_Dataset records_.
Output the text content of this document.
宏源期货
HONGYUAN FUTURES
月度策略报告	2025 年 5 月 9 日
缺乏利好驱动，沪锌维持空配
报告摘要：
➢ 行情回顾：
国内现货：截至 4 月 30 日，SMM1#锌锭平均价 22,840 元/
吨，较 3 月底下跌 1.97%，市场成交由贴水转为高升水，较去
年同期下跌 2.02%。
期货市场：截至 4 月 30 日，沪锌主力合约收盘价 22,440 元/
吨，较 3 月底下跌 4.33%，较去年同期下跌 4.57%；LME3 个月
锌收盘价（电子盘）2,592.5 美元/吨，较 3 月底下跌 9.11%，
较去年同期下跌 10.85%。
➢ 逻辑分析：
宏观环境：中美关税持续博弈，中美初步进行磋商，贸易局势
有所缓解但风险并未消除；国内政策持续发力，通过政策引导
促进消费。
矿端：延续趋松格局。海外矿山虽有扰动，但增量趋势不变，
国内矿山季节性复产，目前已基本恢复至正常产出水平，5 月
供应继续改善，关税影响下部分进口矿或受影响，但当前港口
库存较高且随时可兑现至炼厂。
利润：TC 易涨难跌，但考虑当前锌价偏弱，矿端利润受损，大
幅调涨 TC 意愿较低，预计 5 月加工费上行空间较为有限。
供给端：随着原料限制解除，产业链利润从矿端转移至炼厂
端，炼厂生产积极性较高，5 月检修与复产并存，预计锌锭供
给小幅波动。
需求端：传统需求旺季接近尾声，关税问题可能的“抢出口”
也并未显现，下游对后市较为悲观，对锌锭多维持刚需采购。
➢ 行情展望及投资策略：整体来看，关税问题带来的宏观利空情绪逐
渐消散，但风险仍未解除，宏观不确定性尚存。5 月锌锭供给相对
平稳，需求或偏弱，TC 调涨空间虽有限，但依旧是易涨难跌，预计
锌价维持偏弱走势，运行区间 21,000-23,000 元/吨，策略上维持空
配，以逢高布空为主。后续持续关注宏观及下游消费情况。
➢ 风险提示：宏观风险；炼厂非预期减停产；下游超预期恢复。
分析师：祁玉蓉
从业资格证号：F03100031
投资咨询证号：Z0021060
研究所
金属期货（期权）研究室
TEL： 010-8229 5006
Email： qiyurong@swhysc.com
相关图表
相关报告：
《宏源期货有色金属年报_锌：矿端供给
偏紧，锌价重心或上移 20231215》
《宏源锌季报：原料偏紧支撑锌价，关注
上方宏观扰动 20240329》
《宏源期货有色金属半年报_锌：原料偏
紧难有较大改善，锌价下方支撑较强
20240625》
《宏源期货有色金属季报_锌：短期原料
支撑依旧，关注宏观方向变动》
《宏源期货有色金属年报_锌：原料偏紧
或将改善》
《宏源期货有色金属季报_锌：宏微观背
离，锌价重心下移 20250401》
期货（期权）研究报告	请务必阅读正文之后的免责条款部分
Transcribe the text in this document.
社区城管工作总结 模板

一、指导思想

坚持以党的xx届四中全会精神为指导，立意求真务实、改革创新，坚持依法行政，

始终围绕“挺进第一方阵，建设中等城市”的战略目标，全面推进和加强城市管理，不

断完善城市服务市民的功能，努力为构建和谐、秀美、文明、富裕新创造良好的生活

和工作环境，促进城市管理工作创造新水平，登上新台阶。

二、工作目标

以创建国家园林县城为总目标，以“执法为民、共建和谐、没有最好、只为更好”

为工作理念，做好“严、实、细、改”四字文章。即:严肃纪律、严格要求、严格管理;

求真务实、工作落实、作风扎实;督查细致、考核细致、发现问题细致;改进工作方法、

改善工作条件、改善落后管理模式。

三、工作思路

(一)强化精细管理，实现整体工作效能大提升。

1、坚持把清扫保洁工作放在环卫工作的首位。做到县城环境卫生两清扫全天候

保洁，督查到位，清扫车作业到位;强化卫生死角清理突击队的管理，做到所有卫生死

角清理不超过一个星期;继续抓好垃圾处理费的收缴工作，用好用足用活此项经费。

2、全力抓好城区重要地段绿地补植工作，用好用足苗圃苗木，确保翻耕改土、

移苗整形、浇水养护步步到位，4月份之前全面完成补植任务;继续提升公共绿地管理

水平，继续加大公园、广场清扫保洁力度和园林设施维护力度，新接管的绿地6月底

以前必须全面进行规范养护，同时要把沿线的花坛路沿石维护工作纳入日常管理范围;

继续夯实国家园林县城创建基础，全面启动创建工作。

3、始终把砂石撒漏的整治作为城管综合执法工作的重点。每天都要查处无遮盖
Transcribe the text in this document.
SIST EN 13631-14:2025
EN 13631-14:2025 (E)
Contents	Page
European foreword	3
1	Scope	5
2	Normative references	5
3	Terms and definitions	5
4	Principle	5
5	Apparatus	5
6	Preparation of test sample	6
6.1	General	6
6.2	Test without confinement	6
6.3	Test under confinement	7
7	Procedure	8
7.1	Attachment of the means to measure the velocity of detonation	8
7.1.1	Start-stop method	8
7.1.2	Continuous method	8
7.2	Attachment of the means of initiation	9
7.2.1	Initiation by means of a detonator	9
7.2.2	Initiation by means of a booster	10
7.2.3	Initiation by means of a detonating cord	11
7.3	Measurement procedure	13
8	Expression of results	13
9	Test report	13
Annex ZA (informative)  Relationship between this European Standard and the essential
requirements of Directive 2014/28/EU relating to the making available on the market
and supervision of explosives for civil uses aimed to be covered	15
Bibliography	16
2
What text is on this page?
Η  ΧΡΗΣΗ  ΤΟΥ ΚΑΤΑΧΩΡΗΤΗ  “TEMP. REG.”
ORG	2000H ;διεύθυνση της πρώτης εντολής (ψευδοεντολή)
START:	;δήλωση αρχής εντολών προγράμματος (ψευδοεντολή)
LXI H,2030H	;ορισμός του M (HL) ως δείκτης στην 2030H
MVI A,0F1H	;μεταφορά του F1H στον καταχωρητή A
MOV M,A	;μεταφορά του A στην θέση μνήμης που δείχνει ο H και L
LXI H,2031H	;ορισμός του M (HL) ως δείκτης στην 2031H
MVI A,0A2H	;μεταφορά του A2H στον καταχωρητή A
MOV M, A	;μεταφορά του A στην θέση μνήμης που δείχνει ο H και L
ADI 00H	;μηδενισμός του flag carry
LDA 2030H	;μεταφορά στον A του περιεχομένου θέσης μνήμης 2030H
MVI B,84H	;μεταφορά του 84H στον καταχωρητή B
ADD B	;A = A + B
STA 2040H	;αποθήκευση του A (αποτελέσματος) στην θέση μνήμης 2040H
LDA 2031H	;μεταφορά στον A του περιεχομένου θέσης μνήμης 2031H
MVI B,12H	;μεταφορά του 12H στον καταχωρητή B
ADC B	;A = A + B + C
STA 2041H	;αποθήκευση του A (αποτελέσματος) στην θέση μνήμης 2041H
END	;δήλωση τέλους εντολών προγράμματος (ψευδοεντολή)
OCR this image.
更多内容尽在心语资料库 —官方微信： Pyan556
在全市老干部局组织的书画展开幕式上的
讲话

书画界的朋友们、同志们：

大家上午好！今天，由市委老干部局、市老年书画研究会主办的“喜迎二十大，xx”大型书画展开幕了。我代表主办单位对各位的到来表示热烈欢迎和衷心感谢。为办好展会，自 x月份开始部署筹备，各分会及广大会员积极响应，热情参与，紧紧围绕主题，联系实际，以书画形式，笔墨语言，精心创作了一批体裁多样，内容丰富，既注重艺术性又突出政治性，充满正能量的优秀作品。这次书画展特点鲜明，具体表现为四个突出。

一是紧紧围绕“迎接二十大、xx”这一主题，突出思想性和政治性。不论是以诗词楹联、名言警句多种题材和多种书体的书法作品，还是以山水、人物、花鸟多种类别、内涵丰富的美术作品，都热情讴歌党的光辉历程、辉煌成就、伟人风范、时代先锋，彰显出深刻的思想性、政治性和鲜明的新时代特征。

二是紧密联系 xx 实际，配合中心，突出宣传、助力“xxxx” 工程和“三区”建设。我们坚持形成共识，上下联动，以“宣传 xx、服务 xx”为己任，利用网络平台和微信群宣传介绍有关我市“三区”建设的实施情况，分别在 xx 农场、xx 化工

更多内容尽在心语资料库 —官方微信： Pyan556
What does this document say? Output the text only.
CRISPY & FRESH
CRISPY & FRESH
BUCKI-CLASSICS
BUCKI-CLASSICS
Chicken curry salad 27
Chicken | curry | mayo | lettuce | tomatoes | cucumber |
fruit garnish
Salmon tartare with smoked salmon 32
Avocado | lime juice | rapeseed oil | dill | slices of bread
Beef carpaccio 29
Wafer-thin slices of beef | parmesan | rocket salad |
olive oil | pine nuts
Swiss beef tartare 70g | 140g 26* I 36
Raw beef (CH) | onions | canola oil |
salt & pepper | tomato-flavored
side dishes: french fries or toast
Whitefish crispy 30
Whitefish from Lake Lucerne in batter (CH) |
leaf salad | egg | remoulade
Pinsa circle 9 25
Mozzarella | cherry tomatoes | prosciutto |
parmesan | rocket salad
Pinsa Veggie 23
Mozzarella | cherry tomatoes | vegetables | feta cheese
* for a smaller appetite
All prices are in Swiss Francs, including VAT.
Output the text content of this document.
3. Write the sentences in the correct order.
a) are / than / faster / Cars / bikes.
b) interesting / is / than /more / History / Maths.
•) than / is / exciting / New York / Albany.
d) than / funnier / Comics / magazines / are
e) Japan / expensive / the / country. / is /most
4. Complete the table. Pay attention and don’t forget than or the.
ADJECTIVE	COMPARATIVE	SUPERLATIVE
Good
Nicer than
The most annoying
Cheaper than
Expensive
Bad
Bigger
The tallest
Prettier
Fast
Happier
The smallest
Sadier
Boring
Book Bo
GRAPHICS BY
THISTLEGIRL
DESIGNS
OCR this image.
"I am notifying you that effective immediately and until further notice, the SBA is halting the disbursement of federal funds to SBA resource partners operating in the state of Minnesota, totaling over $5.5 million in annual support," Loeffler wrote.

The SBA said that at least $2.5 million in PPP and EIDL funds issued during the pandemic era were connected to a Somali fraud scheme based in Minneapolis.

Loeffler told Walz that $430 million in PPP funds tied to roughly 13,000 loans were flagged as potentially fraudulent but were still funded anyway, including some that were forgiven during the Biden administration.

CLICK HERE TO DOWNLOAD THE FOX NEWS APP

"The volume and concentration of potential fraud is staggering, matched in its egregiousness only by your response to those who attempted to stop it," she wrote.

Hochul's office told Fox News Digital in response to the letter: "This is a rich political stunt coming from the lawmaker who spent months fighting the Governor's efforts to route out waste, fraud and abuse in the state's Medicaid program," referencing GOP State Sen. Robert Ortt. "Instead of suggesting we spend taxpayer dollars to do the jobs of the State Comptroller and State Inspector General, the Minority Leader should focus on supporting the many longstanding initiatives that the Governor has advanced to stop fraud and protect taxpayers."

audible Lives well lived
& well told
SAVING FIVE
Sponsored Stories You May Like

_What the exercise asks_.
All lines holding the word "only" should be picked out and copied.

_Response for this exercise_.
What does this document say? Output the text only.
"The volume and concentration of potential fraud is staggering, matched in its egregiousness only by your response to those who attempted to stop it," she wrote.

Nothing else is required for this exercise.